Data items

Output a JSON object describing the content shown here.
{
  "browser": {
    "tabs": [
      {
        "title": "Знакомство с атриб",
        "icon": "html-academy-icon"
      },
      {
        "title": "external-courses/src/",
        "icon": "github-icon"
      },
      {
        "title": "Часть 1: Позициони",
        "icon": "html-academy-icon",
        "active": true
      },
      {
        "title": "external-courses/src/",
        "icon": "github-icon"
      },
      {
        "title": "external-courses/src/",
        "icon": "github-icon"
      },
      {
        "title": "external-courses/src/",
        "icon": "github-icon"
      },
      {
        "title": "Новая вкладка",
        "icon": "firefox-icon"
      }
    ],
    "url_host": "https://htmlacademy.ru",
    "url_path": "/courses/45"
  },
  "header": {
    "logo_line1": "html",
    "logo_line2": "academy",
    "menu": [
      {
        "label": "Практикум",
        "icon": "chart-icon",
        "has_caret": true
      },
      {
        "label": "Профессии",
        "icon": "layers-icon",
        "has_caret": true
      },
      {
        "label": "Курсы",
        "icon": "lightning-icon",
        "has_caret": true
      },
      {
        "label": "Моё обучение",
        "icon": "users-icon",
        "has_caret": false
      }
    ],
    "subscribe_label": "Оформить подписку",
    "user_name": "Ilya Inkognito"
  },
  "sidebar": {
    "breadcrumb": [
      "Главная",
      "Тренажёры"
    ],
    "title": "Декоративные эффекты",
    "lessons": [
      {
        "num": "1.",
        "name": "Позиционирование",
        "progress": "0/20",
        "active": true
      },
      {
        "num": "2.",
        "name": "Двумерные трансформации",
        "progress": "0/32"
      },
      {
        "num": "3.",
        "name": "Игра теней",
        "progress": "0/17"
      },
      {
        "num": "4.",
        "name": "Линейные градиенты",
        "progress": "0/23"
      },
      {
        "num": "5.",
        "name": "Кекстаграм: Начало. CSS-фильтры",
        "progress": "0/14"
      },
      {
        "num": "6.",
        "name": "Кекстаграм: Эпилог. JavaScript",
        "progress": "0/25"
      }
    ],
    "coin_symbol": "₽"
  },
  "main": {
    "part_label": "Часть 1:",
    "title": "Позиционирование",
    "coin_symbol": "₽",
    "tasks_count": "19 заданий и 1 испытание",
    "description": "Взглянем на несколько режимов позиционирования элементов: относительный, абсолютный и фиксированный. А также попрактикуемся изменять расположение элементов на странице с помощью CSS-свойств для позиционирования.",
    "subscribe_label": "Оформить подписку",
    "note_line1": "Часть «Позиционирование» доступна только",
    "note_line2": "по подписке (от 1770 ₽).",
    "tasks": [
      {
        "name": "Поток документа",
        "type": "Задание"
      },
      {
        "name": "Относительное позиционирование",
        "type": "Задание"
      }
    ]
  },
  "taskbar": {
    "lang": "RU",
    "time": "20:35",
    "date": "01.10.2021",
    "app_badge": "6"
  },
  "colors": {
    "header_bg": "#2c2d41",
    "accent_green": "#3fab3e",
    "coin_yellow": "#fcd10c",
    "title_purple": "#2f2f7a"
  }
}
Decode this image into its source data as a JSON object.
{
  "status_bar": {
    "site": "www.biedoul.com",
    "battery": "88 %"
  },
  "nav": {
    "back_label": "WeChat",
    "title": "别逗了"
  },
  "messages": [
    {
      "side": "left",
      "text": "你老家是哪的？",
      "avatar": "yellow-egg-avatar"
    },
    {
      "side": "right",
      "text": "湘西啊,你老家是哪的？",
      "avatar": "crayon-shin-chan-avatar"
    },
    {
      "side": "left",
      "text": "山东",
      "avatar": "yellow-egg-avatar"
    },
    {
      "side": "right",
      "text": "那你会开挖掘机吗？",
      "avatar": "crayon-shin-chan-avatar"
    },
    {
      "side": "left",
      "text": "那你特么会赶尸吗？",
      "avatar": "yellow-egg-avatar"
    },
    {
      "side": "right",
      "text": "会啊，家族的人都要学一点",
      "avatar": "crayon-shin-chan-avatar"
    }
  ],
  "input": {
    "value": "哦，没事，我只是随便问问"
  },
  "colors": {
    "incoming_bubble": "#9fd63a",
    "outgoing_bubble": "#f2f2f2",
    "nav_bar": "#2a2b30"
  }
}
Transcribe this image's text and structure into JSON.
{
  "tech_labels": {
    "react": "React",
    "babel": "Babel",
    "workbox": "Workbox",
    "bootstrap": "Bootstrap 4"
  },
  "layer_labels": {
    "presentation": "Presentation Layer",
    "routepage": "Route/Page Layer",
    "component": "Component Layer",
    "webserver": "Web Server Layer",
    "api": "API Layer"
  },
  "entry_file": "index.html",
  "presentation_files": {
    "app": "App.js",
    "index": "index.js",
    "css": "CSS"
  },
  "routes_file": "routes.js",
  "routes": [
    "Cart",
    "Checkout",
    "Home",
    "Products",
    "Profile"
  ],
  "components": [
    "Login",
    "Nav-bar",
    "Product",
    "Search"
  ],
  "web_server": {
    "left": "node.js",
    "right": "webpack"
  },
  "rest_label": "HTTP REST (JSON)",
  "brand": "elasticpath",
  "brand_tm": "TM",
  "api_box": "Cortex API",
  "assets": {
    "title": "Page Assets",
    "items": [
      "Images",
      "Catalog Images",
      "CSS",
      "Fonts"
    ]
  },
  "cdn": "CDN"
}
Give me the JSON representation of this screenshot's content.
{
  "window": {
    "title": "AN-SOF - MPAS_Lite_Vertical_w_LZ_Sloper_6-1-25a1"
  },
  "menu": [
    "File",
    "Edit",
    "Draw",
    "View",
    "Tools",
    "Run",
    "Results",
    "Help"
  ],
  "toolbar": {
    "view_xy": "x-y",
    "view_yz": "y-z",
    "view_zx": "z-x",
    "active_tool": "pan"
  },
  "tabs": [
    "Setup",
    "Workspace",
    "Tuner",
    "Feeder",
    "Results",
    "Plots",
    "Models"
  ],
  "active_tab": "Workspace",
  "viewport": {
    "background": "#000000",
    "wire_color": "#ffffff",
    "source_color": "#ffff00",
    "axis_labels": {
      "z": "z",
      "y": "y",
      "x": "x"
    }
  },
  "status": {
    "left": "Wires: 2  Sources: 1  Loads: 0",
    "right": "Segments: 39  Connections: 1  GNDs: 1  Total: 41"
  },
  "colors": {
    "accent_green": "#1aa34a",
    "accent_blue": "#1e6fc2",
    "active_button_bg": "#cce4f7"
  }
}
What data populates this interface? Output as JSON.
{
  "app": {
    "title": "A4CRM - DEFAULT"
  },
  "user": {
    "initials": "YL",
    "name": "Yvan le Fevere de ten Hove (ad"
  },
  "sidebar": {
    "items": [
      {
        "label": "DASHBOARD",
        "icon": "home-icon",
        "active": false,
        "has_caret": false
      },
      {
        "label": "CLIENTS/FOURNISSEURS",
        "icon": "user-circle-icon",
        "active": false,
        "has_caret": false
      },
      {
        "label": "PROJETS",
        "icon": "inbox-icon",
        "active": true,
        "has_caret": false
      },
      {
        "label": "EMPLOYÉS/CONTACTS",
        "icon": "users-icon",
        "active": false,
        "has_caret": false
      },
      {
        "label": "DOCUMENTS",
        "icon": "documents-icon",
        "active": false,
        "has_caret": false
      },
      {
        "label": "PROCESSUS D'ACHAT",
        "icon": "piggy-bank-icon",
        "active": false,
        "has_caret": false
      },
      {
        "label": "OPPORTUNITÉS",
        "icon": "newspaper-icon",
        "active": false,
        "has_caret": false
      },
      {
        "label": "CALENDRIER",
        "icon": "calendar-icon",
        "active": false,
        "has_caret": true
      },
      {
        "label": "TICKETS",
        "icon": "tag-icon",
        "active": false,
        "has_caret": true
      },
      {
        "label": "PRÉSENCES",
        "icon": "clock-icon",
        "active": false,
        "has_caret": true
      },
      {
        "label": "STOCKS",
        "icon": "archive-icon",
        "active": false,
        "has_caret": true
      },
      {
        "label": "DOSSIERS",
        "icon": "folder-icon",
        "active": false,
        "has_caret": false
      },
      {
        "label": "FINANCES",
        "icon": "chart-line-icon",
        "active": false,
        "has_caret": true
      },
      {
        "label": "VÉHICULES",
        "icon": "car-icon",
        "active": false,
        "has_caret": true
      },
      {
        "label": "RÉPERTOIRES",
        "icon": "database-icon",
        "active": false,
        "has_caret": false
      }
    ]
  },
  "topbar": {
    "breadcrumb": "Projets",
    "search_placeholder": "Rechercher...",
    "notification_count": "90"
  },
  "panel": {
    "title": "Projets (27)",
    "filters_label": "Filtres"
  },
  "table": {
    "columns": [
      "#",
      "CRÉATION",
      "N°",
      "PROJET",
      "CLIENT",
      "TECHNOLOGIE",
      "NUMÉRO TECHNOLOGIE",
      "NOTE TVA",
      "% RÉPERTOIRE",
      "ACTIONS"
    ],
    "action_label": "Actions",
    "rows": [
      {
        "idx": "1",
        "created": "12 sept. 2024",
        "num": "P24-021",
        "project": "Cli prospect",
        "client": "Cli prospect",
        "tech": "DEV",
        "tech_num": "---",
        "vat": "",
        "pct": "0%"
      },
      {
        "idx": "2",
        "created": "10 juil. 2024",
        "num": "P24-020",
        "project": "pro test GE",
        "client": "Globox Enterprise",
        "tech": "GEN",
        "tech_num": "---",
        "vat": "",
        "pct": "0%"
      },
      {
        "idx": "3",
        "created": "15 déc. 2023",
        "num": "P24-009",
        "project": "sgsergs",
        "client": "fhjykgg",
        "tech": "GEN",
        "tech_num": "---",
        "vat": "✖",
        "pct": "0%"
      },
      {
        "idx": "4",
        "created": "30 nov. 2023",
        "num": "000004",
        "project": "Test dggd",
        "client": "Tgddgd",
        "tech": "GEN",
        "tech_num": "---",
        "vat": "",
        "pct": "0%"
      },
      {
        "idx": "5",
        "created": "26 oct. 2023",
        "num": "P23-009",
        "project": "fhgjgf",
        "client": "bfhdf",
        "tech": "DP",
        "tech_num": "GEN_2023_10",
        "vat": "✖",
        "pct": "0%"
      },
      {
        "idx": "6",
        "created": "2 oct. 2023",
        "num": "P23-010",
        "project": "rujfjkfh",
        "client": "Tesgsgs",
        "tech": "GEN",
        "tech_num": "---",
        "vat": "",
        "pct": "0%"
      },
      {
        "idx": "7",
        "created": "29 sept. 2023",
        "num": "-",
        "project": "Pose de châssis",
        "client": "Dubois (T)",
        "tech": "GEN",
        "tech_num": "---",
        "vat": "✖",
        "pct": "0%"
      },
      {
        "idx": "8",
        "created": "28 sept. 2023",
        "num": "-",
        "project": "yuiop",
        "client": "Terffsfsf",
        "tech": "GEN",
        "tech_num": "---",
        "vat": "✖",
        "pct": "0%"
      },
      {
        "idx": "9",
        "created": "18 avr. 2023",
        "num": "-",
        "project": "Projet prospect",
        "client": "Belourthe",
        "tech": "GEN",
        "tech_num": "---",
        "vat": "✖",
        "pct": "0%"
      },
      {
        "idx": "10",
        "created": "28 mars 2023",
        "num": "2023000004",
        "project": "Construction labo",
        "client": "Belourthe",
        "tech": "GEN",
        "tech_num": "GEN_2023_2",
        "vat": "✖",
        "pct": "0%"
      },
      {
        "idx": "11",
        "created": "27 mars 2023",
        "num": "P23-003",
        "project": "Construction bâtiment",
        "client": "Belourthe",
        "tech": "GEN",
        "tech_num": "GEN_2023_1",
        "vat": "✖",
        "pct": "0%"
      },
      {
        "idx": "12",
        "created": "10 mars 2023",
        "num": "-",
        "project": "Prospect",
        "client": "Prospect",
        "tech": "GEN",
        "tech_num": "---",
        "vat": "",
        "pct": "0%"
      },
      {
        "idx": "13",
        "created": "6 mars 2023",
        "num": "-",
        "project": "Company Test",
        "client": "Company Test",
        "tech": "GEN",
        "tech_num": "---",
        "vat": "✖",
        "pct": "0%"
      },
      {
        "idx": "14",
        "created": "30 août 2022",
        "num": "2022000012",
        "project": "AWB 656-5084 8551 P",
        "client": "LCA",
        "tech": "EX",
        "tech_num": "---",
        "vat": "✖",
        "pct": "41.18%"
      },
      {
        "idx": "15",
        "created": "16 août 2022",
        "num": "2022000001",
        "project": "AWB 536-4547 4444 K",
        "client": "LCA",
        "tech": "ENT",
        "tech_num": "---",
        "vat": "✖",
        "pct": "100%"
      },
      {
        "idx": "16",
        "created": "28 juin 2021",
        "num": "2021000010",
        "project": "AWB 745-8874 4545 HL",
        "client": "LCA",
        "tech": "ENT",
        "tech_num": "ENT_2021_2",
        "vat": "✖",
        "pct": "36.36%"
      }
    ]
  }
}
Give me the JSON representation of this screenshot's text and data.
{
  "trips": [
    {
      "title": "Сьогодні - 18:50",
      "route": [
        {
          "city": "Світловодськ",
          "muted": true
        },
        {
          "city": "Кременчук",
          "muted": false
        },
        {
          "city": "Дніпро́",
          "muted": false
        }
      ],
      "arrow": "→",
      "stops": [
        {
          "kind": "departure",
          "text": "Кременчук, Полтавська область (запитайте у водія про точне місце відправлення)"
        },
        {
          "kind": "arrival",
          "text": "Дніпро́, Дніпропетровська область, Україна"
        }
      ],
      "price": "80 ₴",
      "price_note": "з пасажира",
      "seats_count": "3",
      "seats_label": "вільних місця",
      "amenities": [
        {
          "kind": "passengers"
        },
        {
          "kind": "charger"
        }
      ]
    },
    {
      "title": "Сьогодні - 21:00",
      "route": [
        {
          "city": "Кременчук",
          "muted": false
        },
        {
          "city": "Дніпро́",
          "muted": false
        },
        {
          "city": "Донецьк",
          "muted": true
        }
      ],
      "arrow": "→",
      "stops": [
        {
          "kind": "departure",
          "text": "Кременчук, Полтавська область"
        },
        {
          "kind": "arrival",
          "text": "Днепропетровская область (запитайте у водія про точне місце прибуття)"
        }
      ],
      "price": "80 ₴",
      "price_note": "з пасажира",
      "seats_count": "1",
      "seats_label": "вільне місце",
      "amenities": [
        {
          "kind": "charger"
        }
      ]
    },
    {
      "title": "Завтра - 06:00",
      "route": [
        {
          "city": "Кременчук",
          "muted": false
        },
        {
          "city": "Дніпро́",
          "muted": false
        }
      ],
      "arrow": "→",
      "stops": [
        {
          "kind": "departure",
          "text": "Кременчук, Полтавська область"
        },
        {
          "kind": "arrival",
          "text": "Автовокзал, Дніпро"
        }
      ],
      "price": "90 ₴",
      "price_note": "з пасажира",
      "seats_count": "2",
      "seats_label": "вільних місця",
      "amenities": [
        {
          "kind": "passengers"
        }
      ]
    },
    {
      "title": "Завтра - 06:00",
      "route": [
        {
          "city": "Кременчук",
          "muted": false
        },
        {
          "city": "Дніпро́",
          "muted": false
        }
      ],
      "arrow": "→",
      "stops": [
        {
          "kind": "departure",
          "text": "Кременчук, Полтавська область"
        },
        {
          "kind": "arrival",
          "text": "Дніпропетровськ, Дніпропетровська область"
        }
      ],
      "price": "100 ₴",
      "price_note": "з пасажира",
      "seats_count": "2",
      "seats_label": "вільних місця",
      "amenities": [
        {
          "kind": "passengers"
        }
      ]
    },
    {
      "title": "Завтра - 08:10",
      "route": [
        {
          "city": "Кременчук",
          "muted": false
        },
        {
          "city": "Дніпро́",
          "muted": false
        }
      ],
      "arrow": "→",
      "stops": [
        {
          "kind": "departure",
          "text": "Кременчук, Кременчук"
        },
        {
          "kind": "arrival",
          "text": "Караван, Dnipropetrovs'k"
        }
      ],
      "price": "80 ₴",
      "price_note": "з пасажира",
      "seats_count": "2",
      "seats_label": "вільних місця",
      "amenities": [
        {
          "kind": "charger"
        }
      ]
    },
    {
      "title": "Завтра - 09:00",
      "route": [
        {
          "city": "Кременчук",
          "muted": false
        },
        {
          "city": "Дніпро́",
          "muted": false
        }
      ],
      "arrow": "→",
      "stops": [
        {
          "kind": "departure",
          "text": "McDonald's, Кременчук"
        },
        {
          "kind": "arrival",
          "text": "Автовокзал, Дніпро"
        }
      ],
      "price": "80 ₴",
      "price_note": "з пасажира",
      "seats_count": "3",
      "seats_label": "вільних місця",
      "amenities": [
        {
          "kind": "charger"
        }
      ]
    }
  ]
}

§ WRITTEN INSTRUCTION: Go through the records and pull out each line that includes the word "запитайте".

§ CORRECT ANSWER:
          "text": "Кременчук, Полтавська область (запитайте у водія про точне місце відправлення)"
          "text": "Днепропетровская область (запитайте у водія про точне місце прибуття)"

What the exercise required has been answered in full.